**Short problem**
Every entry must be duplicated precisely as written.

┄┄┄┄┄┄┄┄┄┄

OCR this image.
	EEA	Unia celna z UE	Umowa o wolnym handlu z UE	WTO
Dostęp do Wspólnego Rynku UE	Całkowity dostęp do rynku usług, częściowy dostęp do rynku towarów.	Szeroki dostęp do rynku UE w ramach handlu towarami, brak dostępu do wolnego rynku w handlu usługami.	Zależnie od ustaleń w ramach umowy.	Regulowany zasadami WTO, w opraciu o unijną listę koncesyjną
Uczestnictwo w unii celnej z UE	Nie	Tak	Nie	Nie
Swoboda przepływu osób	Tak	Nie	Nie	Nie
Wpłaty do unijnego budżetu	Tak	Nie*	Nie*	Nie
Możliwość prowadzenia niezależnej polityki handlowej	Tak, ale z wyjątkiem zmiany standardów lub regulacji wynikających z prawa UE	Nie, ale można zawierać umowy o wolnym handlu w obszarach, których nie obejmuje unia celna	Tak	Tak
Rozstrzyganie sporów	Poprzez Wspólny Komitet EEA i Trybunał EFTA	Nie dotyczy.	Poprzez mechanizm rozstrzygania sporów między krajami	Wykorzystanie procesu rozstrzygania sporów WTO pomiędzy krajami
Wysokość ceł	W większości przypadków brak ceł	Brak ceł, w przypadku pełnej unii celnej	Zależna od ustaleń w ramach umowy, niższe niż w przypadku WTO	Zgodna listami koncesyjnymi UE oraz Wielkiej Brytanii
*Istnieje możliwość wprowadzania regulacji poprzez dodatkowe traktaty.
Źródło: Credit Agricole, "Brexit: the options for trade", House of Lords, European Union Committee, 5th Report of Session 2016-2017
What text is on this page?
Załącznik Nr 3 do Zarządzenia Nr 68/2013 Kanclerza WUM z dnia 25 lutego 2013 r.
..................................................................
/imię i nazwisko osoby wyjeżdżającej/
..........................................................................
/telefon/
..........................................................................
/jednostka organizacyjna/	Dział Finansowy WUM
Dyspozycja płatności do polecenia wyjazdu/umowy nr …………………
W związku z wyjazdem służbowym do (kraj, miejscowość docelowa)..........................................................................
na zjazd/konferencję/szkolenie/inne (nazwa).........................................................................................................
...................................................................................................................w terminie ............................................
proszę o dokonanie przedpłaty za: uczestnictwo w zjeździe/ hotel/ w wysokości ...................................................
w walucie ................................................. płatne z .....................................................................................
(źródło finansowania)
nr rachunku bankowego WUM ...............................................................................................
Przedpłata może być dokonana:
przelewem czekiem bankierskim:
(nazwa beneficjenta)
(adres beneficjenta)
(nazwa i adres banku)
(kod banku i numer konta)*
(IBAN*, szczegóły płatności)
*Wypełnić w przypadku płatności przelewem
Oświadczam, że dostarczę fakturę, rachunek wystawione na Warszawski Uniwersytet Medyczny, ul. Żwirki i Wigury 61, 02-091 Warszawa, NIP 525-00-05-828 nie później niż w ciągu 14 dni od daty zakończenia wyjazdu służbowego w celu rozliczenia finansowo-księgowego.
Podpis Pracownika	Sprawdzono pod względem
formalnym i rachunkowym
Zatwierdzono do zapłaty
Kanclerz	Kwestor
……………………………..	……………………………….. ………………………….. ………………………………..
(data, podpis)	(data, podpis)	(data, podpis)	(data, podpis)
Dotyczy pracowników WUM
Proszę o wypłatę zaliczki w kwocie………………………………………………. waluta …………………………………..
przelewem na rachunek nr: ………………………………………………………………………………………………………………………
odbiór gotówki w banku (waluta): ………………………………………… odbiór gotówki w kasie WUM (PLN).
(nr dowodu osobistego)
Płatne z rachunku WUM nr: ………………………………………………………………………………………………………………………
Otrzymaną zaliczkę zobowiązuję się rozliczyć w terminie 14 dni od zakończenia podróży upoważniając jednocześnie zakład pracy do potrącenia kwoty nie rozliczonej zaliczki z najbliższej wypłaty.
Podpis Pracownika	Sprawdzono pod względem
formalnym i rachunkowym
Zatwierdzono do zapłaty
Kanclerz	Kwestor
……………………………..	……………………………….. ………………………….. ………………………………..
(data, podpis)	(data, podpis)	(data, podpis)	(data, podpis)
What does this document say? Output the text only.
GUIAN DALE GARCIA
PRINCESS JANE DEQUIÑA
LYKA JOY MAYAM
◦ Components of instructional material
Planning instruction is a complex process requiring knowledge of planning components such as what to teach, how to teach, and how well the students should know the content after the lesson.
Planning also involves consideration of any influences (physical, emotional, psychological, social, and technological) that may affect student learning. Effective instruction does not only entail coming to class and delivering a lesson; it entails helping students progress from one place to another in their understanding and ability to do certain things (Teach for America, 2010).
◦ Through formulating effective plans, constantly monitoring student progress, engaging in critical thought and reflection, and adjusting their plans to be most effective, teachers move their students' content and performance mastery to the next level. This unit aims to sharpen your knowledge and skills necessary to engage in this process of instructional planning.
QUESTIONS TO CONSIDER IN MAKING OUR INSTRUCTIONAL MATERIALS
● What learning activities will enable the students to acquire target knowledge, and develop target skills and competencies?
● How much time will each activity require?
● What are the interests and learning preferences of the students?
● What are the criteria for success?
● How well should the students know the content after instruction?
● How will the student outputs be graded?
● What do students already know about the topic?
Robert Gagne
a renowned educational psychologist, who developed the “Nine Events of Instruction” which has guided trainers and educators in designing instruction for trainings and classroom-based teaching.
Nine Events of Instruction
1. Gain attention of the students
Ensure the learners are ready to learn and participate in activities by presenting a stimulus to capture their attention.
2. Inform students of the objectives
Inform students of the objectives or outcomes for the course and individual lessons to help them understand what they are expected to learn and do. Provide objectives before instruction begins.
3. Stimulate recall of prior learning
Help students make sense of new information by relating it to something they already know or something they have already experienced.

┄┄┄┄┄┄┄┄┄┄

**Completed task**
OCR this image.
	EEA	Unia celna z UE	Umowa o wolnym handlu z UE	WTO
Dostęp do Wspólnego Rynku UE	Całkowity dostęp do rynku usług, częściowy dostęp do rynku towarów.	Szeroki dostęp do rynku UE w ramach handlu towarami, brak dostępu do wolnego rynku w handlu usługami.	Zależnie od ustaleń w ramach umowy.	Regulowany zasadami WTO, w opraciu o unijną listę koncesyjną
Uczestnictwo w unii celnej z UE	Nie	Tak	Nie	Nie
Swoboda przepływu osób	Tak	Nie	Nie	Nie
Wpłaty do unijnego budżetu	Tak	Nie*	Nie*	Nie
Możliwość prowadzenia niezależnej polityki handlowej	Tak, ale z wyjątkiem zmiany standardów lub regulacji wynikających z prawa UE	Nie, ale można zawierać umowy o wolnym handlu w obszarach, których nie obejmuje unia celna	Tak	Tak
Rozstrzyganie sporów	Poprzez Wspólny Komitet EEA i Trybunał EFTA	Nie dotyczy.	Poprzez mechanizm rozstrzygania sporów między krajami	Wykorzystanie procesu rozstrzygania sporów WTO pomiędzy krajami
Wysokość ceł	W większości przypadków brak ceł	Brak ceł, w przypadku pełnej unii celnej	Zależna od ustaleń w ramach umowy, niższe niż w przypadku WTO	Zgodna listami koncesyjnymi UE oraz Wielkiej Brytanii
*Istnieje możliwość wprowadzania regulacji poprzez dodatkowe traktaty.
Źródło: Credit Agricole, "Brexit: the options for trade", House of Lords, European Union Committee, 5th Report of Session 2016-2017
What text is on this page?
Załącznik Nr 3 do Zarządzenia Nr 68/2013 Kanclerza WUM z dnia 25 lutego 2013 r.
..................................................................
/imię i nazwisko osoby wyjeżdżającej/
..........................................................................
/telefon/
..........................................................................
/jednostka organizacyjna/	Dział Finansowy WUM
Dyspozycja płatności do polecenia wyjazdu/umowy nr …………………
W związku z wyjazdem służbowym do (kraj, miejscowość docelowa)..........................................................................
na zjazd/konferencję/szkolenie/inne (nazwa).........................................................................................................
...................................................................................................................w terminie ............................................
proszę o dokonanie przedpłaty za: uczestnictwo w zjeździe/ hotel/ w wysokości ...................................................
w walucie ................................................. płatne z .....................................................................................
(źródło finansowania)
nr rachunku bankowego WUM ...............................................................................................
Przedpłata może być dokonana:
przelewem czekiem bankierskim:
(nazwa beneficjenta)
(adres beneficjenta)
(nazwa i adres banku)
(kod banku i numer konta)*
(IBAN*, szczegóły płatności)
*Wypełnić w przypadku płatności przelewem
Oświadczam, że dostarczę fakturę, rachunek wystawione na Warszawski Uniwersytet Medyczny, ul. Żwirki i Wigury 61, 02-091 Warszawa, NIP 525-00-05-828 nie później niż w ciągu 14 dni od daty zakończenia wyjazdu służbowego w celu rozliczenia finansowo-księgowego.
Podpis Pracownika	Sprawdzono pod względem
formalnym i rachunkowym
Zatwierdzono do zapłaty
Kanclerz	Kwestor
……………………………..	……………………………….. ………………………….. ………………………………..
(data, podpis)	(data, podpis)	(data, podpis)	(data, podpis)
Dotyczy pracowników WUM
Proszę o wypłatę zaliczki w kwocie………………………………………………. waluta …………………………………..
przelewem na rachunek nr: ………………………………………………………………………………………………………………………
odbiór gotówki w banku (waluta): ………………………………………… odbiór gotówki w kasie WUM (PLN).
(nr dowodu osobistego)
Płatne z rachunku WUM nr: ………………………………………………………………………………………………………………………
Otrzymaną zaliczkę zobowiązuję się rozliczyć w terminie 14 dni od zakończenia podróży upoważniając jednocześnie zakład pracy do potrącenia kwoty nie rozliczonej zaliczki z najbliższej wypłaty.
Podpis Pracownika	Sprawdzono pod względem
formalnym i rachunkowym
Zatwierdzono do zapłaty
Kanclerz	Kwestor
……………………………..	……………………………….. ………………………….. ………………………………..
(data, podpis)	(data, podpis)	(data, podpis)	(data, podpis)
What does this document say? Output the text only.
GUIAN DALE GARCIA
PRINCESS JANE DEQUIÑA
LYKA JOY MAYAM
◦ Components of instructional material
Planning instruction is a complex process requiring knowledge of planning components such as what to teach, how to teach, and how well the students should know the content after the lesson.
Planning also involves consideration of any influences (physical, emotional, psychological, social, and technological) that may affect student learning. Effective instruction does not only entail coming to class and delivering a lesson; it entails helping students progress from one place to another in their understanding and ability to do certain things (Teach for America, 2010).
◦ Through formulating effective plans, constantly monitoring student progress, engaging in critical thought and reflection, and adjusting their plans to be most effective, teachers move their students' content and performance mastery to the next level. This unit aims to sharpen your knowledge and skills necessary to engage in this process of instructional planning.
QUESTIONS TO CONSIDER IN MAKING OUR INSTRUCTIONAL MATERIALS
● What learning activities will enable the students to acquire target knowledge, and develop target skills and competencies?
● How much time will each activity require?
● What are the interests and learning preferences of the students?
● What are the criteria for success?
● How well should the students know the content after instruction?
● How will the student outputs be graded?
● What do students already know about the topic?
Robert Gagne
a renowned educational psychologist, who developed the “Nine Events of Instruction” which has guided trainers and educators in designing instruction for trainings and classroom-based teaching.
Nine Events of Instruction
1. Gain attention of the students
Ensure the learners are ready to learn and participate in activities by presenting a stimulus to capture their attention.
2. Inform students of the objectives
Inform students of the objectives or outcomes for the course and individual lessons to help them understand what they are expected to learn and do. Provide objectives before instruction begins.
3. Stimulate recall of prior learning
Help students make sense of new information by relating it to something they already know or something they have already experienced.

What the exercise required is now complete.